▽

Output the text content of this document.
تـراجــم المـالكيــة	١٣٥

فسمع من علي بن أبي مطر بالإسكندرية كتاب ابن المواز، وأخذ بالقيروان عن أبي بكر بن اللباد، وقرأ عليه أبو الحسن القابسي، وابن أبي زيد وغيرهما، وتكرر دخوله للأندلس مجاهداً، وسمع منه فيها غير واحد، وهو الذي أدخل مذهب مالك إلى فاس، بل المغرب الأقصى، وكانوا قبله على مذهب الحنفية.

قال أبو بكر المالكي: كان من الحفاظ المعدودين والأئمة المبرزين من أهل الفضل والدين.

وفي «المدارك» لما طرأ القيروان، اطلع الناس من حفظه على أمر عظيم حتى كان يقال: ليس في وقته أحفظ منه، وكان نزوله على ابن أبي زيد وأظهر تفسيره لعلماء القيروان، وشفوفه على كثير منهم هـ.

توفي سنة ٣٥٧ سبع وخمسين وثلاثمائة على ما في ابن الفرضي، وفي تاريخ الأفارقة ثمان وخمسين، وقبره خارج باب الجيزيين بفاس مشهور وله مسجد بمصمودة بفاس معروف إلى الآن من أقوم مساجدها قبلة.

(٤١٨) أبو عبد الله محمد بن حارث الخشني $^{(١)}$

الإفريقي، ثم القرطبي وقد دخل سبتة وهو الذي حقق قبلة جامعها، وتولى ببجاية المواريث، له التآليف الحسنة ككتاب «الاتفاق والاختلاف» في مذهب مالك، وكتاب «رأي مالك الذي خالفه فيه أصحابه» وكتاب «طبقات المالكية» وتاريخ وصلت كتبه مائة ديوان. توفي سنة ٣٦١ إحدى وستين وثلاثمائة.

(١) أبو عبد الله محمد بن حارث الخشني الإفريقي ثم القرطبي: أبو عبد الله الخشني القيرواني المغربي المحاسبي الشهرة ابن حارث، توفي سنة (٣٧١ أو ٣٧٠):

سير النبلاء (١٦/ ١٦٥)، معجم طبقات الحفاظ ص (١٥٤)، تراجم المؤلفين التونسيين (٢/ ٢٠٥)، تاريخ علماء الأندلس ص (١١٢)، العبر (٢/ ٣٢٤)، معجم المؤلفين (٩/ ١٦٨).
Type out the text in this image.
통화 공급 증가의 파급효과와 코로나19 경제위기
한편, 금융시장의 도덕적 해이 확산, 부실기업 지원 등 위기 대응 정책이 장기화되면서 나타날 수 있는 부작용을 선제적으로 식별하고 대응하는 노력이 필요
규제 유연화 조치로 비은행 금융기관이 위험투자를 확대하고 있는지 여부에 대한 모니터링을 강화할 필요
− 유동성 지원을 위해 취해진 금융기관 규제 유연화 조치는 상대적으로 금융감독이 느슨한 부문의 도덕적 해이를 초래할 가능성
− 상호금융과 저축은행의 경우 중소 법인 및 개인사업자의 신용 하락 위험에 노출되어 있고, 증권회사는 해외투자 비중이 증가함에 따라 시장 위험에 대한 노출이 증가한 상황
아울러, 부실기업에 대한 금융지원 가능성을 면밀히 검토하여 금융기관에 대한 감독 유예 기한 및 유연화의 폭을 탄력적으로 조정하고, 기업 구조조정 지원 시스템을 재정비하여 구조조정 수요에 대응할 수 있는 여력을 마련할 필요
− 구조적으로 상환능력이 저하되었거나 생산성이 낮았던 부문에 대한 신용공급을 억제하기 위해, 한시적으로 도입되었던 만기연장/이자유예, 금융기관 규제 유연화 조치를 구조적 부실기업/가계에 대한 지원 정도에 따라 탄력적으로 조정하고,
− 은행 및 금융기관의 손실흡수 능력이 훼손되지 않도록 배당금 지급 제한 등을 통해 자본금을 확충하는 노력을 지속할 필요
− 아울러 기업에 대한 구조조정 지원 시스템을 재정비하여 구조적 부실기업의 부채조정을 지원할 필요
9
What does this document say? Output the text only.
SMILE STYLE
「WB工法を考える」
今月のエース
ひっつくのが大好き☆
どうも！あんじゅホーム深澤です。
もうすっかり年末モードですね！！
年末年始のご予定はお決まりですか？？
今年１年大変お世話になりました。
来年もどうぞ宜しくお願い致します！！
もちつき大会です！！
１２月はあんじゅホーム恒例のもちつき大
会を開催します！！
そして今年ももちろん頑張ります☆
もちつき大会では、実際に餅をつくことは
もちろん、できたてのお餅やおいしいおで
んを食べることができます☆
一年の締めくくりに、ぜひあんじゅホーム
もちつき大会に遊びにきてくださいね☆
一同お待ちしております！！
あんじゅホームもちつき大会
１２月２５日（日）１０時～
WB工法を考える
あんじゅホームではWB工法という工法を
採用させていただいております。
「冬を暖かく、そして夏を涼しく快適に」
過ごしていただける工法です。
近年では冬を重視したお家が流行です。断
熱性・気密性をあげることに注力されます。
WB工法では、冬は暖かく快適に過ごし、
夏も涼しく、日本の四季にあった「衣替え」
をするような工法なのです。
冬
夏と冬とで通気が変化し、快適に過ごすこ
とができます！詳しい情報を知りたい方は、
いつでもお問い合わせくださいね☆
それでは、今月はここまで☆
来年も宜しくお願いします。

△

_Stated problem_. Read through the lines above and collect those that contain the string "طبقات".

_Final result_.
الإفريقي، ثم القرطبي وقد دخل سبتة وهو الذي حقق قبلة جامعها، وتولى ببجاية المواريث، له التآليف الحسنة ككتاب «الاتفاق والاختلاف» في مذهب مالك، وكتاب «رأي مالك الذي خالفه فيه أصحابه» وكتاب «طبقات المالكية» وتاريخ وصلت كتبه مائة ديوان. توفي سنة ٣٦١ إحدى وستين وثلاثمائة.
سير النبلاء (١٦/ ١٦٥)، معجم طبقات الحفاظ ص (١٥٤)، تراجم المؤلفين التونسيين (٢/ ٢٠٥)، تاريخ علماء الأندلس ص (١١٢)، العبر (٢/ ٣٢٤)، معجم المؤلفين (٩/ ١٦٨).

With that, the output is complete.